Instructions for the task =
Repeat the records in full and exactly, omitting pictures.

Supplied records =
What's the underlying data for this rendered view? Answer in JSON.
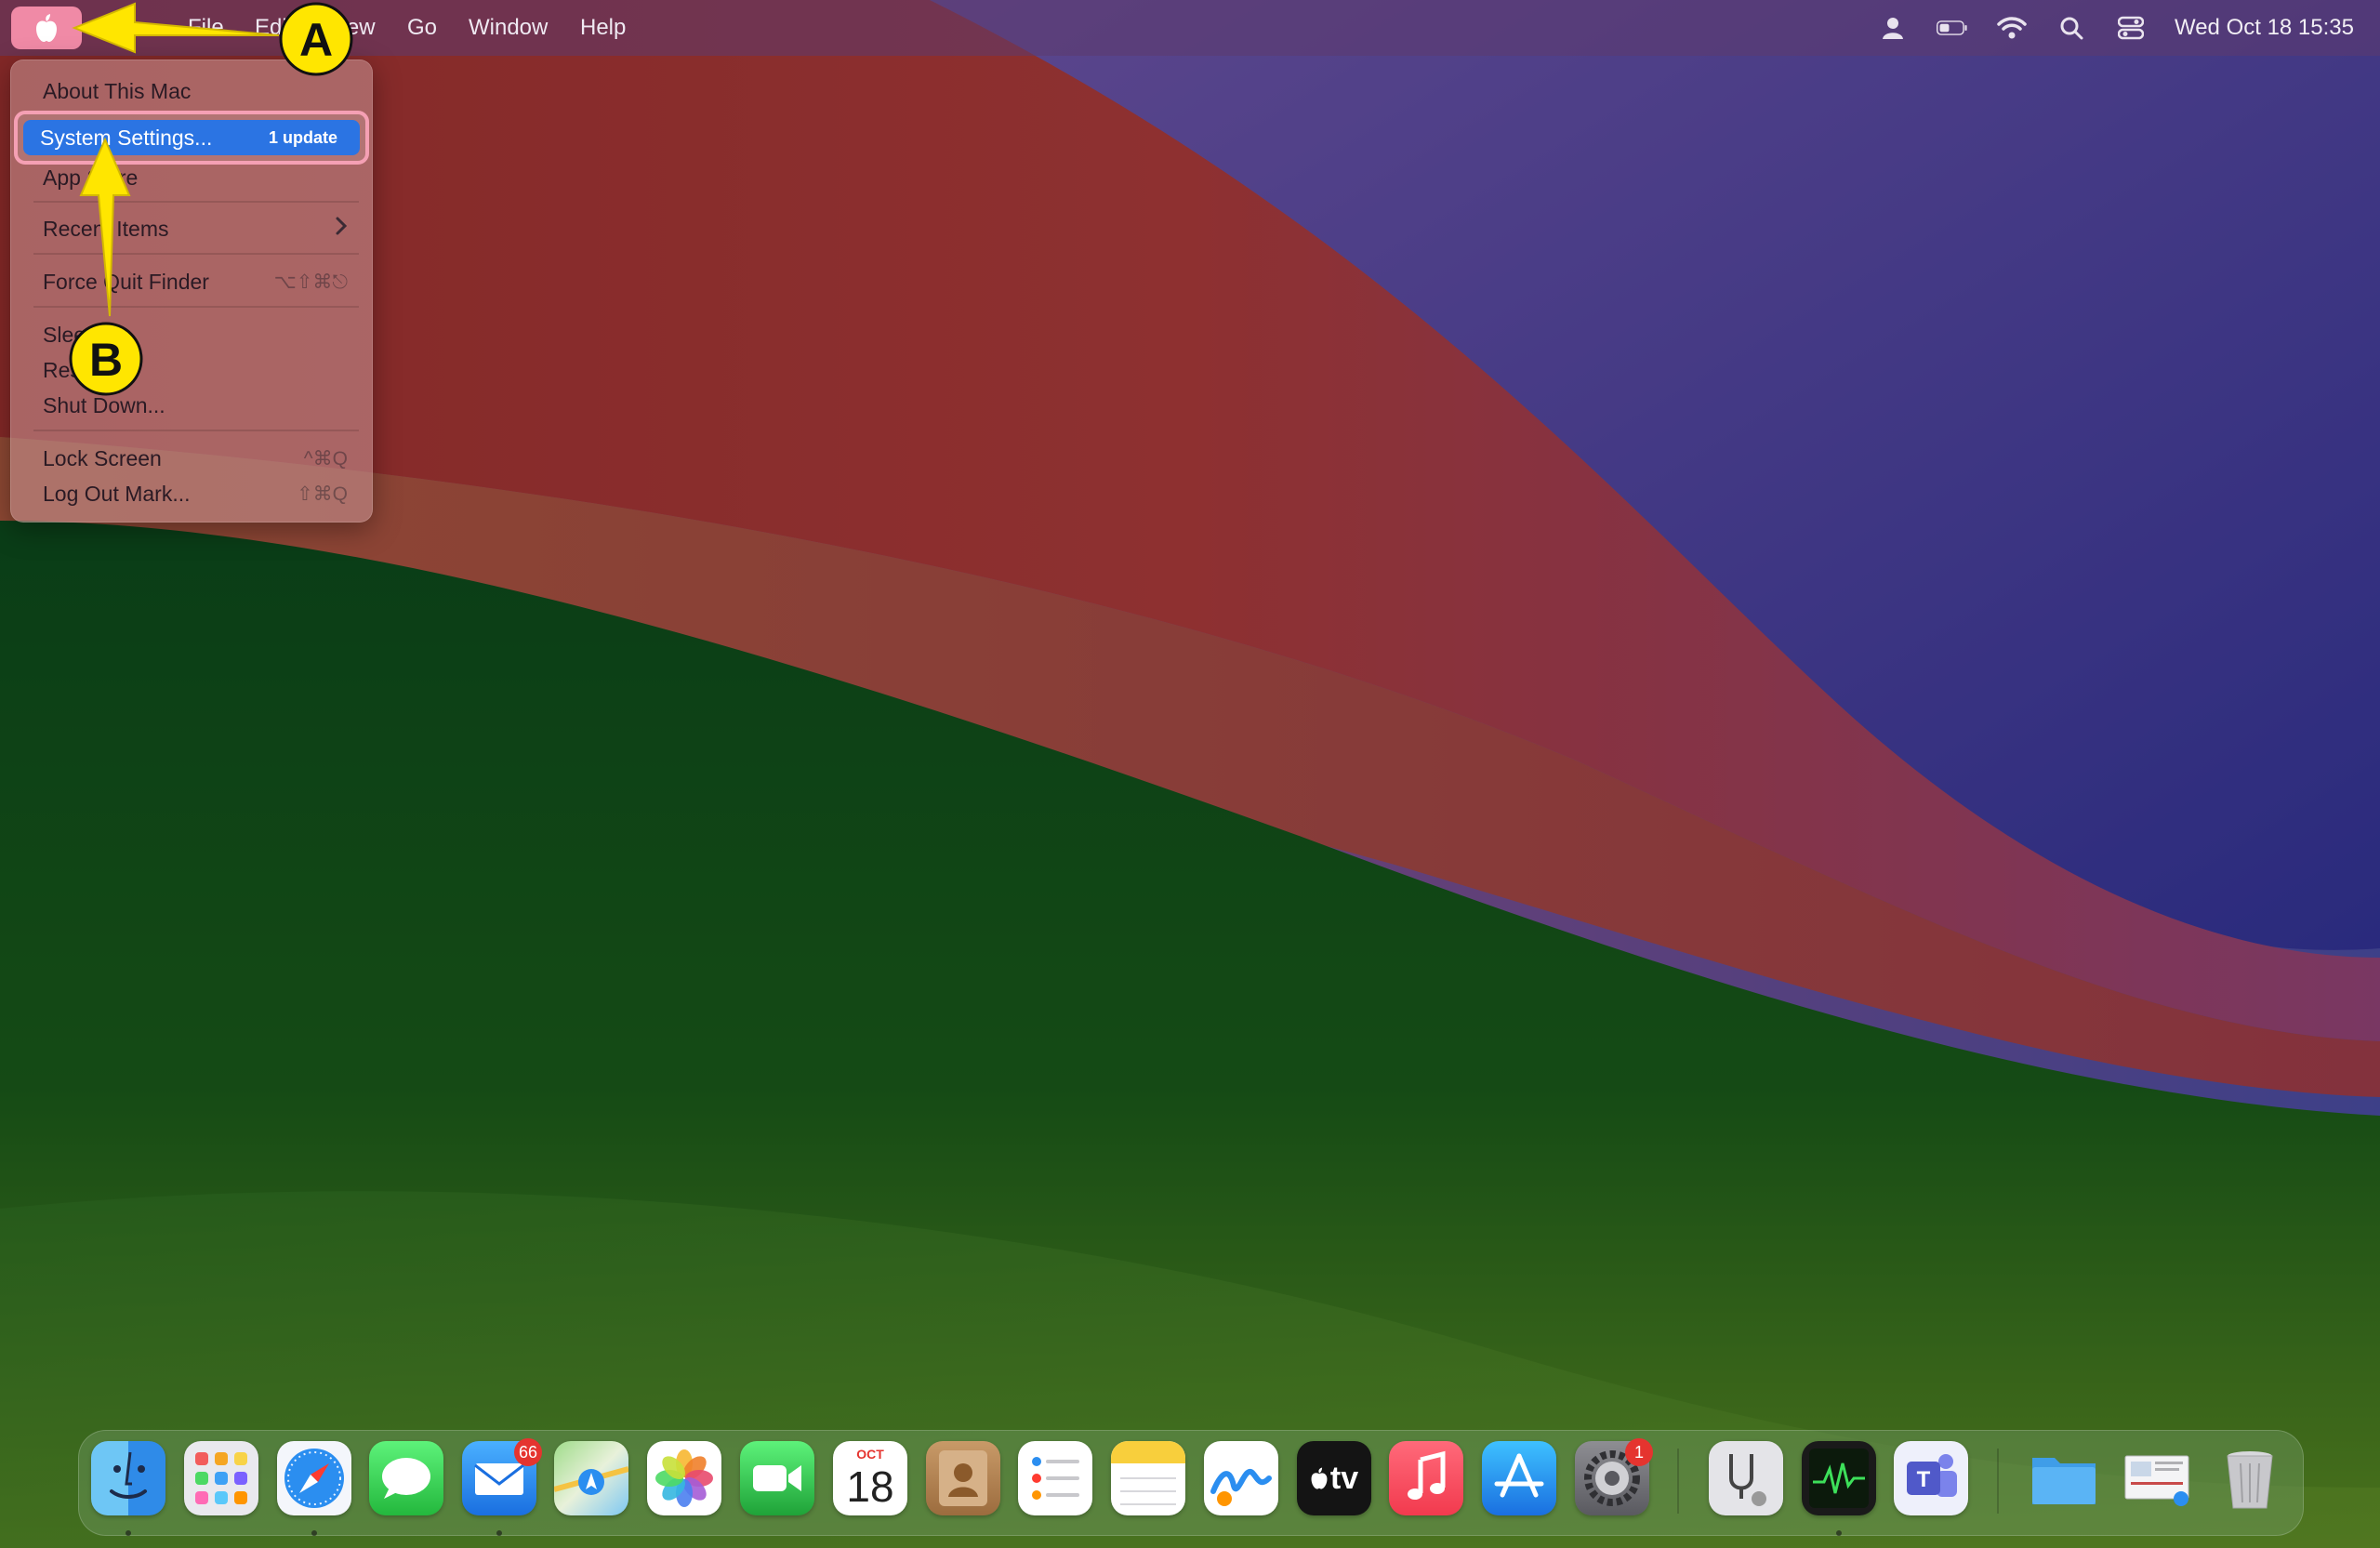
{
  "menubar": {
    "menus": [
      "File",
      "Edit",
      "View",
      "Go",
      "Window",
      "Help"
    ],
    "clock": "Wed Oct 18  15:35",
    "status_icons": [
      "user-icon",
      "battery-icon",
      "wifi-icon",
      "spotlight-search-icon",
      "control-center-icon"
    ]
  },
  "apple_menu": {
    "about": "About This Mac",
    "system_settings": "System Settings...",
    "system_settings_badge": "1 update",
    "app_store": "App Store",
    "recent_items": "Recent Items",
    "force_quit": "Force Quit Finder",
    "force_quit_shortcut": "⌥⇧⌘⎋",
    "sleep": "Sleep",
    "restart": "Restart...",
    "shut_down": "Shut Down...",
    "lock_screen": "Lock Screen",
    "lock_screen_shortcut": "^⌘Q",
    "log_out": "Log Out Mark...",
    "log_out_shortcut": "⇧⌘Q"
  },
  "annotations": {
    "a": "A",
    "b": "B",
    "color": "#ffe600"
  },
  "dock": {
    "apps": [
      "Finder",
      "Launchpad",
      "Safari",
      "Messages",
      "Mail",
      "Maps",
      "Photos",
      "FaceTime",
      "Calendar",
      "Contacts",
      "Reminders",
      "Notes",
      "Freeform",
      "TV",
      "Music",
      "App Store",
      "System Settings",
      "Disk Utility",
      "Activity Monitor",
      "Microsoft Teams",
      "Downloads",
      "Preview",
      "Trash"
    ],
    "mail_badge": "66",
    "settings_badge": "1",
    "calendar_month": "OCT",
    "calendar_day": "18",
    "tv_label": "tv"
  }
}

Problem solution =
What's the underlying data for this rendered view? Answer in JSON.
{
  "menubar": {
    "menus": [
      "File",
      "Edit",
      "View",
      "Go",
      "Window",
      "Help"
    ],
    "clock": "Wed Oct 18  15:35",
    "status_icons": [
      "user-icon",
      "battery-icon",
      "wifi-icon",
      "spotlight-search-icon",
      "control-center-icon"
    ]
  },
  "apple_menu": {
    "about": "About This Mac",
    "system_settings": "System Settings...",
    "system_settings_badge": "1 update",
    "app_store": "App Store",
    "recent_items": "Recent Items",
    "force_quit": "Force Quit Finder",
    "force_quit_shortcut": "⌥⇧⌘⎋",
    "sleep": "Sleep",
    "restart": "Restart...",
    "shut_down": "Shut Down...",
    "lock_screen": "Lock Screen",
    "lock_screen_shortcut": "^⌘Q",
    "log_out": "Log Out Mark...",
    "log_out_shortcut": "⇧⌘Q"
  },
  "annotations": {
    "a": "A",
    "b": "B",
    "color": "#ffe600"
  },
  "dock": {
    "apps": [
      "Finder",
      "Launchpad",
      "Safari",
      "Messages",
      "Mail",
      "Maps",
      "Photos",
      "FaceTime",
      "Calendar",
      "Contacts",
      "Reminders",
      "Notes",
      "Freeform",
      "TV",
      "Music",
      "App Store",
      "System Settings",
      "Disk Utility",
      "Activity Monitor",
      "Microsoft Teams",
      "Downloads",
      "Preview",
      "Trash"
    ],
    "mail_badge": "66",
    "settings_badge": "1",
    "calendar_month": "OCT",
    "calendar_day": "18",
    "tv_label": "tv"
  }
}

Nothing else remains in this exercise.